**DESCRIPTION OF THE TASK:**
Repeat each line exactly, leaving nothing out.

## start SUPPLIED MATERIAL

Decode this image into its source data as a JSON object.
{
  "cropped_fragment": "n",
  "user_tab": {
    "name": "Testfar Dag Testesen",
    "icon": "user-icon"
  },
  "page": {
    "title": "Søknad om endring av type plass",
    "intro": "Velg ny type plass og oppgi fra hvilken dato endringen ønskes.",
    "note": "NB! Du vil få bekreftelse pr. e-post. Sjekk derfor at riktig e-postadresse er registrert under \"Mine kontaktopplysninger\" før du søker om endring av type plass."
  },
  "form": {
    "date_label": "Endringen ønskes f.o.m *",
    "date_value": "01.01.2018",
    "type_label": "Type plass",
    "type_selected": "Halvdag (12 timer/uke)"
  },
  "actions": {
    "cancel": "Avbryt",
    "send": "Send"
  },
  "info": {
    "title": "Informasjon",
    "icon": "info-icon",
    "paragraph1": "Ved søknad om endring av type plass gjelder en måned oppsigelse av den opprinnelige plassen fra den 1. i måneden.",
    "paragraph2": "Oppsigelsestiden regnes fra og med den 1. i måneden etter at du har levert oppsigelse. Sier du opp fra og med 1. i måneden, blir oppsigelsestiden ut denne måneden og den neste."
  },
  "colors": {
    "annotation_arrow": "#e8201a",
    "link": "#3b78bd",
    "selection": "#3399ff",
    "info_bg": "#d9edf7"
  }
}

## end SUPPLIED MATERIAL

**SOLUTION BELOW:**
Decode this image into its source data as a JSON object.
{
  "cropped_fragment": "n",
  "user_tab": {
    "name": "Testfar Dag Testesen",
    "icon": "user-icon"
  },
  "page": {
    "title": "Søknad om endring av type plass",
    "intro": "Velg ny type plass og oppgi fra hvilken dato endringen ønskes.",
    "note": "NB! Du vil få bekreftelse pr. e-post. Sjekk derfor at riktig e-postadresse er registrert under \"Mine kontaktopplysninger\" før du søker om endring av type plass."
  },
  "form": {
    "date_label": "Endringen ønskes f.o.m *",
    "date_value": "01.01.2018",
    "type_label": "Type plass",
    "type_selected": "Halvdag (12 timer/uke)"
  },
  "actions": {
    "cancel": "Avbryt",
    "send": "Send"
  },
  "info": {
    "title": "Informasjon",
    "icon": "info-icon",
    "paragraph1": "Ved søknad om endring av type plass gjelder en måned oppsigelse av den opprinnelige plassen fra den 1. i måneden.",
    "paragraph2": "Oppsigelsestiden regnes fra og med den 1. i måneden etter at du har levert oppsigelse. Sier du opp fra og med 1. i måneden, blir oppsigelsestiden ut denne måneden og den neste."
  },
  "colors": {
    "annotation_arrow": "#e8201a",
    "link": "#3b78bd",
    "selection": "#3399ff",
    "info_bg": "#d9edf7"
  }
}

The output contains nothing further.